* **What is asked**: Every line must be returned precisely as it is written.

Saved data entries:
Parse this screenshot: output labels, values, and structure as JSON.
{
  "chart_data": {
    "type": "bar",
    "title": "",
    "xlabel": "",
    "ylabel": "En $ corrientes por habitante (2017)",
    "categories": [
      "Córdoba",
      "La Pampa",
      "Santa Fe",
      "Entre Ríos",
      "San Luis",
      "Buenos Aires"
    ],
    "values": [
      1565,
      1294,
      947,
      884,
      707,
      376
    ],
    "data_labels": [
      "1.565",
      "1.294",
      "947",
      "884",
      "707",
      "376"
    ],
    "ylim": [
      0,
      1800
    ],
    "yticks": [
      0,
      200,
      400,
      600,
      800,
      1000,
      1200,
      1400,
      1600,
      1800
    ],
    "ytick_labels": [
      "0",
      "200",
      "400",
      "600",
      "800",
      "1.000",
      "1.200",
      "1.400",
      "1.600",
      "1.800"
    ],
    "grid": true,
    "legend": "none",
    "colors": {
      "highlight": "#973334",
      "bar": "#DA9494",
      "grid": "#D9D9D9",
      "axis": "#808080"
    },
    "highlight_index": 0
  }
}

* **Task solution**:
Parse this screenshot: output labels, values, and structure as JSON.
{
  "chart_data": {
    "type": "bar",
    "title": "",
    "xlabel": "",
    "ylabel": "En $ corrientes por habitante (2017)",
    "categories": [
      "Córdoba",
      "La Pampa",
      "Santa Fe",
      "Entre Ríos",
      "San Luis",
      "Buenos Aires"
    ],
    "values": [
      1565,
      1294,
      947,
      884,
      707,
      376
    ],
    "data_labels": [
      "1.565",
      "1.294",
      "947",
      "884",
      "707",
      "376"
    ],
    "ylim": [
      0,
      1800
    ],
    "yticks": [
      0,
      200,
      400,
      600,
      800,
      1000,
      1200,
      1400,
      1600,
      1800
    ],
    "ytick_labels": [
      "0",
      "200",
      "400",
      "600",
      "800",
      "1.000",
      "1.200",
      "1.400",
      "1.600",
      "1.800"
    ],
    "grid": true,
    "legend": "none",
    "colors": {
      "highlight": "#973334",
      "bar": "#DA9494",
      "grid": "#D9D9D9",
      "axis": "#808080"
    },
    "highlight_index": 0
  }
}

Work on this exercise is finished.